◆ Written task
Examine the material below. Gather every line in which the string "SDTVAR" appears.

'''

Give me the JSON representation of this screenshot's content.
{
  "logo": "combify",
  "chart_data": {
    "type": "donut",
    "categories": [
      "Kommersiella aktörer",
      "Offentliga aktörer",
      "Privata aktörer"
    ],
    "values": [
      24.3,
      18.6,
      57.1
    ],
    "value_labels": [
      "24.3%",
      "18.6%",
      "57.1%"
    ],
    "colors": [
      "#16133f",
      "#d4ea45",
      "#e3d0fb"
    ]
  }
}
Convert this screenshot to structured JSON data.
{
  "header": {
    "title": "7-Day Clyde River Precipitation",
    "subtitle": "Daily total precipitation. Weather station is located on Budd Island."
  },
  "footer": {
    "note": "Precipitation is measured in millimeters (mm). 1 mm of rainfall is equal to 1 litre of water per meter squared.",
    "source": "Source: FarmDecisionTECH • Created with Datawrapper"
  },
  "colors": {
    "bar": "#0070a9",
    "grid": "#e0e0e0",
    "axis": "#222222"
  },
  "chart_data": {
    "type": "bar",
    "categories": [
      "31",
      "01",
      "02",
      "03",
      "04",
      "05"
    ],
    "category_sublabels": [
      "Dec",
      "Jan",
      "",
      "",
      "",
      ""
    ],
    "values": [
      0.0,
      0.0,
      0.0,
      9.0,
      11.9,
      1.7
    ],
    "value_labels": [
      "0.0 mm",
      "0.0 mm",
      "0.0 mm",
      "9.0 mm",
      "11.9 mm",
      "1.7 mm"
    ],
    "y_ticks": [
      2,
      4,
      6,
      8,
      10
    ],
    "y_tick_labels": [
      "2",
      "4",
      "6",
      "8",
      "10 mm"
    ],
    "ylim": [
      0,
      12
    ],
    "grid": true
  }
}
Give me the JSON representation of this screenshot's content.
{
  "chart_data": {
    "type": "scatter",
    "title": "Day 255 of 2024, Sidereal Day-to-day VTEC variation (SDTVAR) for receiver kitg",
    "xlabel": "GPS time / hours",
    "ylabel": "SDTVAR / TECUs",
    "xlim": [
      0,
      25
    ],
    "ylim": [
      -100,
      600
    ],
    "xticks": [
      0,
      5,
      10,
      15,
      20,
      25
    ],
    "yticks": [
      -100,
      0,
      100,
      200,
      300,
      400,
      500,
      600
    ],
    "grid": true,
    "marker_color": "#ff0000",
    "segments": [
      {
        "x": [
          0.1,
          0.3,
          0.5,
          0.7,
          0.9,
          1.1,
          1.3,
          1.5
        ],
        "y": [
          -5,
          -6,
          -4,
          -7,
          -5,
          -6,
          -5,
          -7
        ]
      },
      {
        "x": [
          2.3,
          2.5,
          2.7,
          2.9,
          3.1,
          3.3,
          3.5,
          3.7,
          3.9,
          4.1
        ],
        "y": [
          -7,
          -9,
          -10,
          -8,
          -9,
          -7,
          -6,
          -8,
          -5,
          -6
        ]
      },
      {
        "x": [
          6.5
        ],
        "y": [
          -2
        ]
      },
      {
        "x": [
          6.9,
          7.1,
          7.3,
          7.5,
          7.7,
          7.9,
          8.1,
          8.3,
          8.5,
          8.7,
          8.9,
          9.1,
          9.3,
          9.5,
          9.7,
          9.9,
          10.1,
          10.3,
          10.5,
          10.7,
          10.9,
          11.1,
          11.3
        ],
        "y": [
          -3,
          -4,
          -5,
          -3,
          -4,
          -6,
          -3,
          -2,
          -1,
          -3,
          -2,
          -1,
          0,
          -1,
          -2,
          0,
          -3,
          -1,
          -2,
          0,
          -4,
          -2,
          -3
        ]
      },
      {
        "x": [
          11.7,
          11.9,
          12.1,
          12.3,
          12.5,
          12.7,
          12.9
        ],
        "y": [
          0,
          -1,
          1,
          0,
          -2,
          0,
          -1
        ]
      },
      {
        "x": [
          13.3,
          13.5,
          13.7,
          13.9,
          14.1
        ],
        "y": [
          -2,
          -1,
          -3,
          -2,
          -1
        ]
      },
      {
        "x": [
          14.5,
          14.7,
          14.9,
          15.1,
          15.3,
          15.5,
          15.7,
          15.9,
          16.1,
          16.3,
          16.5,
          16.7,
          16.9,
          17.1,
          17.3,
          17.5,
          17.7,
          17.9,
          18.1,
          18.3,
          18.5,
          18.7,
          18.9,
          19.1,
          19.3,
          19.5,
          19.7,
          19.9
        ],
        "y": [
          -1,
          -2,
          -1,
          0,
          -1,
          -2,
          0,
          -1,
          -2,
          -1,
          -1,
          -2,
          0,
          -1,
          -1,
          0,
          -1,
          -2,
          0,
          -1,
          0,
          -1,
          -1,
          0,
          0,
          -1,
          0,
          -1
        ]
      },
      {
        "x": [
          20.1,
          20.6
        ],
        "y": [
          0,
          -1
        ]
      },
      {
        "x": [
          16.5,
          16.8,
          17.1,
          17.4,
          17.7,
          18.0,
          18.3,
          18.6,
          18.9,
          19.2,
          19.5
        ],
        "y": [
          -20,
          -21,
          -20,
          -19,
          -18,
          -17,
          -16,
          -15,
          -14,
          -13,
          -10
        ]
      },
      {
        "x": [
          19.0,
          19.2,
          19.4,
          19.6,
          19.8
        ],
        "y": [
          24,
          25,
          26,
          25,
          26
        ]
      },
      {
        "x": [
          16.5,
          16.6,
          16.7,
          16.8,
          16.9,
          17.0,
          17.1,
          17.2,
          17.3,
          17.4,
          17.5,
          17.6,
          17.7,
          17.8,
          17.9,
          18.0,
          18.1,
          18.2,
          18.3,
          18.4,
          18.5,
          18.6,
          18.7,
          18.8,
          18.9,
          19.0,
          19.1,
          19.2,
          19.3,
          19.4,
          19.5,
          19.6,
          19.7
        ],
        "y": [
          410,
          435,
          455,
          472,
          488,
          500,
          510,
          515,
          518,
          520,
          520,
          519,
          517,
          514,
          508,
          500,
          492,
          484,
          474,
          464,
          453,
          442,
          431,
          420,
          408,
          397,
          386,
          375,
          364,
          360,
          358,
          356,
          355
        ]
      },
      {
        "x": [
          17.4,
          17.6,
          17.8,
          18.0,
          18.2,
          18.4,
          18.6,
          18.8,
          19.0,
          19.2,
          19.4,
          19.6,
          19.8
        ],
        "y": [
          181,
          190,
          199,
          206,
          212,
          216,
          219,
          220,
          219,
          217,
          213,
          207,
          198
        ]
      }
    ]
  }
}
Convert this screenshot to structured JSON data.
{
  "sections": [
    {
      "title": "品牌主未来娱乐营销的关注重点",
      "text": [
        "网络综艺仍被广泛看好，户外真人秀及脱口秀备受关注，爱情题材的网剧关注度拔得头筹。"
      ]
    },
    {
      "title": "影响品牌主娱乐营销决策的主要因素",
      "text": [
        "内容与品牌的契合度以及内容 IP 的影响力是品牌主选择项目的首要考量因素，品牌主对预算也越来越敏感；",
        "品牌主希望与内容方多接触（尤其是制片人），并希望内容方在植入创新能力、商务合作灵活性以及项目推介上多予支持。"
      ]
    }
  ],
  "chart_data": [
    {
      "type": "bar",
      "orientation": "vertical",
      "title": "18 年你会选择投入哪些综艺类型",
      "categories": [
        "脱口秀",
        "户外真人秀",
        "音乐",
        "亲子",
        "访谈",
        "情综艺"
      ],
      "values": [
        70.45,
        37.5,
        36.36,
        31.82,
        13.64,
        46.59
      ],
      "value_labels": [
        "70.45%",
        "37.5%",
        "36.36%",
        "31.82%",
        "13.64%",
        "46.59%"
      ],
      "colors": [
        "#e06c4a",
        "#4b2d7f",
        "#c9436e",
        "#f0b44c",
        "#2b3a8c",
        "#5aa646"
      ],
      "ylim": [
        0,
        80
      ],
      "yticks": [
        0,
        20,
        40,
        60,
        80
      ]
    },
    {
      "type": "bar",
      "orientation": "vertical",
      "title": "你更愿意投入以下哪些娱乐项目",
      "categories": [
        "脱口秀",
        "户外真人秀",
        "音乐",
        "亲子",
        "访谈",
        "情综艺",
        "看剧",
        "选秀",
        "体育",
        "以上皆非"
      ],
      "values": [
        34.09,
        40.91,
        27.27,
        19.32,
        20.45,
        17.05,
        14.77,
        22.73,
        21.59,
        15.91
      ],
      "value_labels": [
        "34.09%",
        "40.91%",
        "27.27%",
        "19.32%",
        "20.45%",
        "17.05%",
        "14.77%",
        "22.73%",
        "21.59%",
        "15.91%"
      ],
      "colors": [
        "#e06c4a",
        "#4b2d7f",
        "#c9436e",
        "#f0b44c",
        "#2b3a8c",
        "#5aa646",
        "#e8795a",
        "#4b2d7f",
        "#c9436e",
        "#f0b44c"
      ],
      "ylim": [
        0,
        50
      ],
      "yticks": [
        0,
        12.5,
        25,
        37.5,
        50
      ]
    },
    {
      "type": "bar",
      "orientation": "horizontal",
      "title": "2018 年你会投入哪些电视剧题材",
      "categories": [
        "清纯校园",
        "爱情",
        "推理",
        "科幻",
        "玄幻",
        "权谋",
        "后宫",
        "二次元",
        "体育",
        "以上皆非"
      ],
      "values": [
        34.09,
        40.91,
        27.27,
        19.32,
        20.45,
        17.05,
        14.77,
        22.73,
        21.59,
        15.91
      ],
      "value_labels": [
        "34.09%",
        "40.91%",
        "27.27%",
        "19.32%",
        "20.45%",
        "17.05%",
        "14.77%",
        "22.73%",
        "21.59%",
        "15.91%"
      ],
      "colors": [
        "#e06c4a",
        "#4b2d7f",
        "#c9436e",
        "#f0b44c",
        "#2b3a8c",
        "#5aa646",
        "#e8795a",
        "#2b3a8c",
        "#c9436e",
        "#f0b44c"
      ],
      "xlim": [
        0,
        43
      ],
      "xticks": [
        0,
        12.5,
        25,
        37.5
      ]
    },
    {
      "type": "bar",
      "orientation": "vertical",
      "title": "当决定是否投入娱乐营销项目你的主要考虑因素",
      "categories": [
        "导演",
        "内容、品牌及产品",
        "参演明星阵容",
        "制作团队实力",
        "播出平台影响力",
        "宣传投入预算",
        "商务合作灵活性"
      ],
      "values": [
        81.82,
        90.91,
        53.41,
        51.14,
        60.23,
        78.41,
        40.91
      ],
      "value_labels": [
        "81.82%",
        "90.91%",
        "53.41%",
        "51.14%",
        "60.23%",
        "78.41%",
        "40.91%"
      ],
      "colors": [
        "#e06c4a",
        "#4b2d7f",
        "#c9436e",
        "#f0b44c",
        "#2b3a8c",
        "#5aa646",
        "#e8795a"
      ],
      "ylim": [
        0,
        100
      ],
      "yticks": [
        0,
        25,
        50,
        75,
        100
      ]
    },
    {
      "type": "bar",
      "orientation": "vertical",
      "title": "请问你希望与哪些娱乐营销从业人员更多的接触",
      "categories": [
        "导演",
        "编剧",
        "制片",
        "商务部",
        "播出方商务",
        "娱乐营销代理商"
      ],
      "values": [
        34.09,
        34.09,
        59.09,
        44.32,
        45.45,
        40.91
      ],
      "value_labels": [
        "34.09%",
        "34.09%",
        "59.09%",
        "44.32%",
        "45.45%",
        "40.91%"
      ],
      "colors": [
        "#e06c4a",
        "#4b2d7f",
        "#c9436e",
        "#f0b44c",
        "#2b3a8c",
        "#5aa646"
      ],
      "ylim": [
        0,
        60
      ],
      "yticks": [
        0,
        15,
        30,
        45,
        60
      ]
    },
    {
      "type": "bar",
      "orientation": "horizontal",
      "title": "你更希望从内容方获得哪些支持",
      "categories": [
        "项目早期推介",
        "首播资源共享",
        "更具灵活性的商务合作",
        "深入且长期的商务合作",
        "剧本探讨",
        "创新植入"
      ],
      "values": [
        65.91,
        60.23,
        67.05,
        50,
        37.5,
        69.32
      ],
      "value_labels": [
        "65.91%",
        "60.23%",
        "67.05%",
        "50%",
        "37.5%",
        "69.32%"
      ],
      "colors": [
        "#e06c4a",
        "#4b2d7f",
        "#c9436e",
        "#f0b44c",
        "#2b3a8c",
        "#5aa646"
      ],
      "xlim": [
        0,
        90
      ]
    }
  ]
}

'''

◆ Final answer
    "title": "Day 255 of 2024, Sidereal Day-to-day VTEC variation (SDTVAR) for receiver kitg",
    "ylabel": "SDTVAR / TECUs",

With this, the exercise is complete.